## DESCRIPTION OF THE TASK
Quote the records in full and leave their pictures out.
+++ PROVIDED RECORDS +++
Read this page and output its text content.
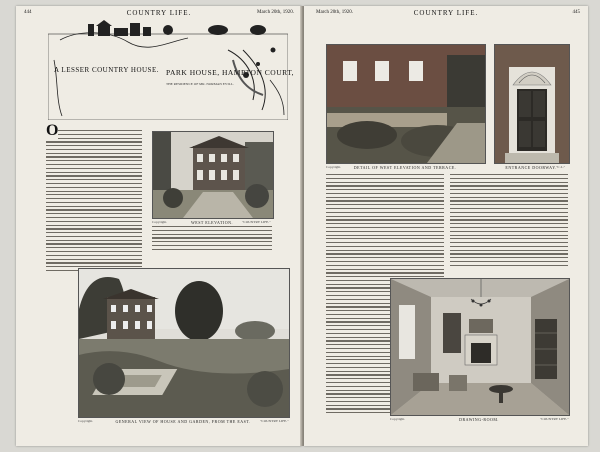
444	COUNTRY LIFE.	March 20th, 1920.
A LESSER COUNTRY HOUSE. PARK HOUSE, HAMPTON COURT,
THE RESIDENCE OF MR. NORMAN EVILL.
O
WEST ELEVATION.
Copyright.	"COUNTRY LIFE."
GENERAL VIEW OF HOUSE AND GARDEN, FROM THE EAST.
Copyright.	"COUNTRY LIFE."
March 20th, 1920.	COUNTRY LIFE.	445
DETAIL OF WEST ELEVATION AND TERRACE.
Copyright.	ENTRANCE DOORWAY. "C.L."
DRAWING-ROOM.
Copyright.	"COUNTRY LIFE."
+++
## TASK ANSWER
Read this page and output its text content.
444	COUNTRY LIFE.	March 20th, 1920.
A LESSER COUNTRY HOUSE. PARK HOUSE, HAMPTON COURT,
THE RESIDENCE OF MR. NORMAN EVILL.
O
WEST ELEVATION.
Copyright.	"COUNTRY LIFE."
GENERAL VIEW OF HOUSE AND GARDEN, FROM THE EAST.
Copyright.	"COUNTRY LIFE."
March 20th, 1920.	COUNTRY LIFE.	445
DETAIL OF WEST ELEVATION AND TERRACE.
Copyright.	ENTRANCE DOORWAY. "C.L."
DRAWING-ROOM.
Copyright.	"COUNTRY LIFE."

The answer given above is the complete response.